--- start Information shown ---

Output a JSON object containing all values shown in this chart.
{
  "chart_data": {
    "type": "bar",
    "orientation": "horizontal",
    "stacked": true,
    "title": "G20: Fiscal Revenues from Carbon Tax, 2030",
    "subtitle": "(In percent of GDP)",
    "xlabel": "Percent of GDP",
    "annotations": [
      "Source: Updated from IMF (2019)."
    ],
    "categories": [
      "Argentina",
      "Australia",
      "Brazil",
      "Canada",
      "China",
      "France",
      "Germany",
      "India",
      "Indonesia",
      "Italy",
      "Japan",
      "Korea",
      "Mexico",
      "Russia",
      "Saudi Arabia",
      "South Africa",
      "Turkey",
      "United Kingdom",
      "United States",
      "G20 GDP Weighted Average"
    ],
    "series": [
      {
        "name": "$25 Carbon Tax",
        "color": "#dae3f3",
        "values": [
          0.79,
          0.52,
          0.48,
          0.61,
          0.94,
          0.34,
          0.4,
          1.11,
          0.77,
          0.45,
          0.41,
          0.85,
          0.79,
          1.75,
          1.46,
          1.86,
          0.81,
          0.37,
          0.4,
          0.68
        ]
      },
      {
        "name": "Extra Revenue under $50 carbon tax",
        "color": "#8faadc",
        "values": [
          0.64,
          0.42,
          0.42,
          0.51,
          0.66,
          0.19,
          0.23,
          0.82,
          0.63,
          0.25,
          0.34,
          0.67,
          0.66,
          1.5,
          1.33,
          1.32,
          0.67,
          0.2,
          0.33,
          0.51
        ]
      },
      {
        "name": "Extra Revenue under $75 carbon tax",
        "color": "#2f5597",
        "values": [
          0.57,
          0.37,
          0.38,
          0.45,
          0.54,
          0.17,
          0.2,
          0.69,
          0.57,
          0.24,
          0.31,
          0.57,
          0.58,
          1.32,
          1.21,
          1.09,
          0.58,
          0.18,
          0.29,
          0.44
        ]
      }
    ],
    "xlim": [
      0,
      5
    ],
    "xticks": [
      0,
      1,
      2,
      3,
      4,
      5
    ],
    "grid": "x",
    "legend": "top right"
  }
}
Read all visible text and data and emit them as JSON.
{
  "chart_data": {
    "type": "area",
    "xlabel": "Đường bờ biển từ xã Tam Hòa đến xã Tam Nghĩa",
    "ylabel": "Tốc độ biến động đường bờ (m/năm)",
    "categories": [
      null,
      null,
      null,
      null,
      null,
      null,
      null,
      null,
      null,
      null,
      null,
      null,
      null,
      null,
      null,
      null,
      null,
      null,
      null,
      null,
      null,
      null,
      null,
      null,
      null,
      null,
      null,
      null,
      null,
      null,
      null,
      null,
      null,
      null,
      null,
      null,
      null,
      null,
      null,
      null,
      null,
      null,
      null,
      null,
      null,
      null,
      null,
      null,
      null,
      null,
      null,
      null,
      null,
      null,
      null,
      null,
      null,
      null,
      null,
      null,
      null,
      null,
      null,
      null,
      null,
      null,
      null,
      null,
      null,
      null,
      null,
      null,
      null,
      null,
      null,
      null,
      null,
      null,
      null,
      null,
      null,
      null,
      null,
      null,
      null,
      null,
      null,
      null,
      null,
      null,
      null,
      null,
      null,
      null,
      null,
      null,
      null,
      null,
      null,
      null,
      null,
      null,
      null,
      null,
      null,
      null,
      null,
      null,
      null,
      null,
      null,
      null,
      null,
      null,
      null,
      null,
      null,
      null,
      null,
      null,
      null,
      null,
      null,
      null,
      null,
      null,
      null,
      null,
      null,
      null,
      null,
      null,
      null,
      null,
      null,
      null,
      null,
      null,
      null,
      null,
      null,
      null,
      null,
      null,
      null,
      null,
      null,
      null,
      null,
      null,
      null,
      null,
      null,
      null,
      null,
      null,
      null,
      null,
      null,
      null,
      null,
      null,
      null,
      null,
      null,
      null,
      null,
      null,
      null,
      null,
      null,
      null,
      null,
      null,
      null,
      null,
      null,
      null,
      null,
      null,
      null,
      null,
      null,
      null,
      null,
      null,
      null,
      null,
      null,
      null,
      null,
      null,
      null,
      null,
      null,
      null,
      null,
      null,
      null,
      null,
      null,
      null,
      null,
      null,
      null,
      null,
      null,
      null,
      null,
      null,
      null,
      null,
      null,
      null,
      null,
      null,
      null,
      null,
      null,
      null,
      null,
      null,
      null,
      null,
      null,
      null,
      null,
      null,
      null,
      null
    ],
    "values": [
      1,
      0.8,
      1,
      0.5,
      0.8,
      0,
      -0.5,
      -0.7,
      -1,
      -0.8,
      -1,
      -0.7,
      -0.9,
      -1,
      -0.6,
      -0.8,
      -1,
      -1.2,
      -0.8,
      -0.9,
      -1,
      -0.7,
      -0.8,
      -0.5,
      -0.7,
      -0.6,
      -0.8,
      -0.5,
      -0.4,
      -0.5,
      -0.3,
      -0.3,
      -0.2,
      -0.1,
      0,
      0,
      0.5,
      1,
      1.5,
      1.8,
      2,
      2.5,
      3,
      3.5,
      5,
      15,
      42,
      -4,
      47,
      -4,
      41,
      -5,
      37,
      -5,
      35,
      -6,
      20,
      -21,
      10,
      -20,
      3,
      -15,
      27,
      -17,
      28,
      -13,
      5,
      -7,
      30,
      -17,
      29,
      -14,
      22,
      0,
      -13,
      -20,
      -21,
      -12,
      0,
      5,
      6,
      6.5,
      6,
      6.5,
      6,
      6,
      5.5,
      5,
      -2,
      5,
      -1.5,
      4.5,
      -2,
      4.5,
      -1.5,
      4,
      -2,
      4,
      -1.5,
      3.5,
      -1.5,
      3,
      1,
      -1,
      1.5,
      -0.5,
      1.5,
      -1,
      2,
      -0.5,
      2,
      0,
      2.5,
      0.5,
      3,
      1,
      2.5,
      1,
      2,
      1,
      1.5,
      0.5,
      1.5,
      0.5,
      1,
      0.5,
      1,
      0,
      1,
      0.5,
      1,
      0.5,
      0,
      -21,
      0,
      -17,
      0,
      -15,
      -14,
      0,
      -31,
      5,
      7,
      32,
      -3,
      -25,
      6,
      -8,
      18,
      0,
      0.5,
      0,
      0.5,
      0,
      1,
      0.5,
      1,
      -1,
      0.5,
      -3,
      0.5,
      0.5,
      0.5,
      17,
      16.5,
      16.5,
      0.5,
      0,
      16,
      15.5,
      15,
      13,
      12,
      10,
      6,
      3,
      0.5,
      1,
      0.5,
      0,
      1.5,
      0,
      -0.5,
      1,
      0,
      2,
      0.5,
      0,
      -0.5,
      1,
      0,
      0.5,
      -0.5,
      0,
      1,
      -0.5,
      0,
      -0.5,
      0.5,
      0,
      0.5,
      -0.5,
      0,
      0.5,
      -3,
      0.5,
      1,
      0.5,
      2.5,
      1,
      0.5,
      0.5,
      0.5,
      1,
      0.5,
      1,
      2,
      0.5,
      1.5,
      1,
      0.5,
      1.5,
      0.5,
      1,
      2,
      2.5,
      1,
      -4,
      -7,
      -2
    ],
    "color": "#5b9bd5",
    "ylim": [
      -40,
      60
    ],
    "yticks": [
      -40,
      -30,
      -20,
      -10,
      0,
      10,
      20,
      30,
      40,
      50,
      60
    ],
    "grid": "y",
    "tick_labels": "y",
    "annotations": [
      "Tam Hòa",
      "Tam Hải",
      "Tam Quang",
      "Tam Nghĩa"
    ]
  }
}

--- end Information shown ---

Stated task:
Your answer should be a single number: the count of lines in these records that hold the string "JSON".

Response for this exercise:
2